TASK DIRECTIONS: Locate the lines of the listing below that hold "Elói", then copy each of them.
** begin **
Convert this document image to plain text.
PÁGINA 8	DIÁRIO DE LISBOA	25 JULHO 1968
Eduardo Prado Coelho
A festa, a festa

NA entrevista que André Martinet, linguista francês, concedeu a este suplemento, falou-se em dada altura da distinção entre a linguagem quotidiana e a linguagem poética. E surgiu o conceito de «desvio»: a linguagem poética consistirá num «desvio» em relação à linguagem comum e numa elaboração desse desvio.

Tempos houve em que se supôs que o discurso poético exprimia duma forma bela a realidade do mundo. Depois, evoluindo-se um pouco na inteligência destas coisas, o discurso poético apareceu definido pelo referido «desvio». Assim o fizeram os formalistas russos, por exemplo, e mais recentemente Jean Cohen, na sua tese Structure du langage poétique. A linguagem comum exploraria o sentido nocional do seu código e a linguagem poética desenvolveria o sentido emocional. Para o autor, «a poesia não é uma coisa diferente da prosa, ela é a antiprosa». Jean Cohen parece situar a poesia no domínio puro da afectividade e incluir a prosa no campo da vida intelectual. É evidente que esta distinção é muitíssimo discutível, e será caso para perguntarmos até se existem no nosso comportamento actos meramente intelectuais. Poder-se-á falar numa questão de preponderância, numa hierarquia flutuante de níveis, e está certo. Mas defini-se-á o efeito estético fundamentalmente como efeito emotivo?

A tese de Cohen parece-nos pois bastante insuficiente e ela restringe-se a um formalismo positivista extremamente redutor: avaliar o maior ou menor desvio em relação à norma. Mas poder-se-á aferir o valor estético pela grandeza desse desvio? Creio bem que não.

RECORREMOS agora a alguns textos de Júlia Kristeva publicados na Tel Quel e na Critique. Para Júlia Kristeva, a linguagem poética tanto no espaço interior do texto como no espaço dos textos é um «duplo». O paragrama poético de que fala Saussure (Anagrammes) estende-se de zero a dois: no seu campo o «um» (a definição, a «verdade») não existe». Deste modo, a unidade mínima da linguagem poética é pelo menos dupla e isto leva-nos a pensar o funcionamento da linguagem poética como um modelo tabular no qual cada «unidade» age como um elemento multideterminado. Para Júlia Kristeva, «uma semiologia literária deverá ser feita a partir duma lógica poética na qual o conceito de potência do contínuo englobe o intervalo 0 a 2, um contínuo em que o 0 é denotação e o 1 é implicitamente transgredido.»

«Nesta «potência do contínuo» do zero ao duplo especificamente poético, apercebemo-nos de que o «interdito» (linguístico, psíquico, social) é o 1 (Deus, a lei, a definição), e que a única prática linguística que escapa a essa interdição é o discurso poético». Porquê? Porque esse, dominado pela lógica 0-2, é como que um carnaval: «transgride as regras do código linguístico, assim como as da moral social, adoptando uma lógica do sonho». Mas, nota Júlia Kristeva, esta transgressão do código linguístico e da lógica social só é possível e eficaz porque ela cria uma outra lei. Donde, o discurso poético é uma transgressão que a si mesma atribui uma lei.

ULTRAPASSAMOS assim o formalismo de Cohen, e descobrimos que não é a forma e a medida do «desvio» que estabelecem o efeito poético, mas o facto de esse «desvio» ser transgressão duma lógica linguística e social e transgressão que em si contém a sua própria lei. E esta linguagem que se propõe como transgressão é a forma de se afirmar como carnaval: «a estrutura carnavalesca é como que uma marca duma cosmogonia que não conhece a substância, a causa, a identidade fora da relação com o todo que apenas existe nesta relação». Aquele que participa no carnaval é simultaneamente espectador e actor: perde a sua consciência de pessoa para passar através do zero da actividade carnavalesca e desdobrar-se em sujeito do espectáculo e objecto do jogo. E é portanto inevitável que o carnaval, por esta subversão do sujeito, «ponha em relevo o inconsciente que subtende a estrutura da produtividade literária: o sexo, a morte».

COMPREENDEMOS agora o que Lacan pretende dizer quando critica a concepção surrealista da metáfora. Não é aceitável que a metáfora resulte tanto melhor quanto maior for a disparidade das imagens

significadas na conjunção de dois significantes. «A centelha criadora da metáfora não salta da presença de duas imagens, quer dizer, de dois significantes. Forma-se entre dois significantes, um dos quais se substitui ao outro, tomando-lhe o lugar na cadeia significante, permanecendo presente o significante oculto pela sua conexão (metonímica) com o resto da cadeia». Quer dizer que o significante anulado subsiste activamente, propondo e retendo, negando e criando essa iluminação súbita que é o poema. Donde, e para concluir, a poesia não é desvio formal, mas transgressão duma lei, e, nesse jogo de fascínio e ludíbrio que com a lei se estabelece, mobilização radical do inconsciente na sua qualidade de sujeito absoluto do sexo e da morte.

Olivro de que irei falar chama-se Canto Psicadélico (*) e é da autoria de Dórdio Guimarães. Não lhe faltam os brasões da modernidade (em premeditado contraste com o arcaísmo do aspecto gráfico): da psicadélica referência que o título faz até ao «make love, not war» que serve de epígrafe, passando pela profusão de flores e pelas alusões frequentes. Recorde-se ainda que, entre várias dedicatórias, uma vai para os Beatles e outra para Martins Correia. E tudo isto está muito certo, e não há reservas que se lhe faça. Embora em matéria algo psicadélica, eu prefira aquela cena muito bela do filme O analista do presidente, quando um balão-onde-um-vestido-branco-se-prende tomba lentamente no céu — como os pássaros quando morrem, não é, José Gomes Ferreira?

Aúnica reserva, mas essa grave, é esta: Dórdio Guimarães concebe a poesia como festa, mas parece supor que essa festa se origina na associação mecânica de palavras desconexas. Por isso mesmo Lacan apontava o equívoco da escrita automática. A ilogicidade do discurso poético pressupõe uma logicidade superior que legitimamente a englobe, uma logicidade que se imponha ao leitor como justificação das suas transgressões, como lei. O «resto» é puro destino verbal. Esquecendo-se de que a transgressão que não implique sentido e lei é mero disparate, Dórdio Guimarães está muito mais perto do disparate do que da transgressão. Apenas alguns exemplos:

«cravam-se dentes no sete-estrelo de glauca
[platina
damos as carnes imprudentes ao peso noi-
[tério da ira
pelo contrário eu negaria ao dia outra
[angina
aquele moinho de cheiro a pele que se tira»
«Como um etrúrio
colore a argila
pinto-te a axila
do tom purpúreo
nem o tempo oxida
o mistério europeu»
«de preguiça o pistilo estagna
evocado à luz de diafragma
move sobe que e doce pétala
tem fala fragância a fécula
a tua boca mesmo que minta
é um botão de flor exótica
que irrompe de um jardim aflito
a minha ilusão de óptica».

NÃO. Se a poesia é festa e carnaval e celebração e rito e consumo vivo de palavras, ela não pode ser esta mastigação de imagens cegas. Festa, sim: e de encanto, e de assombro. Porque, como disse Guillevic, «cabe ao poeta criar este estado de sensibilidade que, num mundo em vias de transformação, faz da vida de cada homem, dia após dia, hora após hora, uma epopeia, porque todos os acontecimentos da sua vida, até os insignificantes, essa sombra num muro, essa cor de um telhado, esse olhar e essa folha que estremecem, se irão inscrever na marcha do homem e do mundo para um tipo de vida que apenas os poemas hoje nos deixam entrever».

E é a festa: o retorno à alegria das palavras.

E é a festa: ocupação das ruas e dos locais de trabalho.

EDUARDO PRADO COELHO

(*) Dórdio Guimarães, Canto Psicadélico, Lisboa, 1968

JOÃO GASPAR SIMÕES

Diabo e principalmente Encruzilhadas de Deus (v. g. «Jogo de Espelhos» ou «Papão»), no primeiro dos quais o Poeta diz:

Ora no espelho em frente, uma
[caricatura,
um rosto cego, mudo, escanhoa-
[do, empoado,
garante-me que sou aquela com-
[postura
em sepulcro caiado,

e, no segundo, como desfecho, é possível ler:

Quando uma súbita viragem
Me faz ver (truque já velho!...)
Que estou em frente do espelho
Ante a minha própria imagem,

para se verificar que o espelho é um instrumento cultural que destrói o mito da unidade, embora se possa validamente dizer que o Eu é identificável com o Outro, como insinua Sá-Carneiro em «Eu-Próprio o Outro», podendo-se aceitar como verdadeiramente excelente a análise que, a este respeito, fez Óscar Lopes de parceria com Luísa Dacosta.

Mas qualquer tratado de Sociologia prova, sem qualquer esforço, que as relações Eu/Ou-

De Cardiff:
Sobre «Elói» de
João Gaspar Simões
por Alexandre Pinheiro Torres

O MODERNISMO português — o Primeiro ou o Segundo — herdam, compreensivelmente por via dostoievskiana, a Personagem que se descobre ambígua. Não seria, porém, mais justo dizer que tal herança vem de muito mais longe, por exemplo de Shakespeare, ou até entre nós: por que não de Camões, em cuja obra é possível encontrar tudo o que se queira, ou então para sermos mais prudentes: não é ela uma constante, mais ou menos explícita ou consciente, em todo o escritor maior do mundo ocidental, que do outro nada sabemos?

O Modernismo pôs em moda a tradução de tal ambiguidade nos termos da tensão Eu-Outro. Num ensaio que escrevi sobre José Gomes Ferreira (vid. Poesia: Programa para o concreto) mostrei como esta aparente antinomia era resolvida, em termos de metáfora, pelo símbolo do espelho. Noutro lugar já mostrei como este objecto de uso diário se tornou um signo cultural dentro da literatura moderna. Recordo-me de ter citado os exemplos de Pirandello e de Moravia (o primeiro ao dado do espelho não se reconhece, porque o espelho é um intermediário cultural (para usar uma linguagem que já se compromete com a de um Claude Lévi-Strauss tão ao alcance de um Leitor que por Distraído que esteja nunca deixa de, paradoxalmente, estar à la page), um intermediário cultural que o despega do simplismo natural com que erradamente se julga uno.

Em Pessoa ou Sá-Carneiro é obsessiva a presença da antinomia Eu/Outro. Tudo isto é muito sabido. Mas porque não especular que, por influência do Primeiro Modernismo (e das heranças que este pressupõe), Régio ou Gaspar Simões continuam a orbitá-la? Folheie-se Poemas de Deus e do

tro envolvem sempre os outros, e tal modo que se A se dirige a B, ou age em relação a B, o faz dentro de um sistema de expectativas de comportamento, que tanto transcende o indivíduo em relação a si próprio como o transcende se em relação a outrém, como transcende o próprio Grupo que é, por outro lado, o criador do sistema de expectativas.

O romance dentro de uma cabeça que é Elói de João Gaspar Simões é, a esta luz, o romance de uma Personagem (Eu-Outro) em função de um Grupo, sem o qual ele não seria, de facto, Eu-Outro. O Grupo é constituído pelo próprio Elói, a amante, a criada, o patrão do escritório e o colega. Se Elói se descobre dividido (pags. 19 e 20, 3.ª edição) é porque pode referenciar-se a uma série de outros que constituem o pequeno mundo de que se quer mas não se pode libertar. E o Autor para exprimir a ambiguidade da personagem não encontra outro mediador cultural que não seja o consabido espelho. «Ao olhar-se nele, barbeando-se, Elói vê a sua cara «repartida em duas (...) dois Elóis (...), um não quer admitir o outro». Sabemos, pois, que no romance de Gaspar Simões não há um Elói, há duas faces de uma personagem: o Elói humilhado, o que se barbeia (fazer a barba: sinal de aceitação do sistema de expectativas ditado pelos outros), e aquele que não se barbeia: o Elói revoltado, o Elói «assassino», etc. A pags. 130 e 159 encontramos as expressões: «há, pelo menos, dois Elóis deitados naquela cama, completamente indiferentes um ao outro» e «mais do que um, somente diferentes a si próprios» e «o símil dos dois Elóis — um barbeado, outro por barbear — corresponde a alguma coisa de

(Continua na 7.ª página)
** end **
ANSWER:
Sobre «Elói» de
O romance dentro de uma cabeça que é Elói de João Gaspar Simões é, a esta luz, o romance de uma Personagem (Eu-Outro) em função de um Grupo, sem o qual ele não seria, de facto, Eu-Outro. O Grupo é constituído pelo próprio Elói, a amante, a criada, o patrão do escritório e o colega. Se Elói se descobre dividido (pags. 19 e 20, 3.ª edição) é porque pode referenciar-se a uma série de outros que constituem o pequeno mundo de que se quer mas não se pode libertar. E o Autor para exprimir a ambiguidade da personagem não encontra outro mediador cultural que não seja o consabido espelho. «Ao olhar-se nele, barbeando-se, Elói vê a sua cara «repartida em duas (...) dois Elóis (...), um não quer admitir o outro». Sabemos, pois, que no romance de Gaspar Simões não há um Elói, há duas faces de uma personagem: o Elói humilhado, o que se barbeia (fazer a barba: sinal de aceitação do sistema de expectativas ditado pelos outros), e aquele que não se barbeia: o Elói revoltado, o Elói «assassino», etc. A pags. 130 e 159 encontramos as expressões: «há, pelo menos, dois Elóis deitados naquela cama, completamente indiferentes um ao outro» e «mais do que um, somente diferentes a si próprios» e «o símil dos dois Elóis — um barbeado, outro por barbear — corresponde a alguma coisa de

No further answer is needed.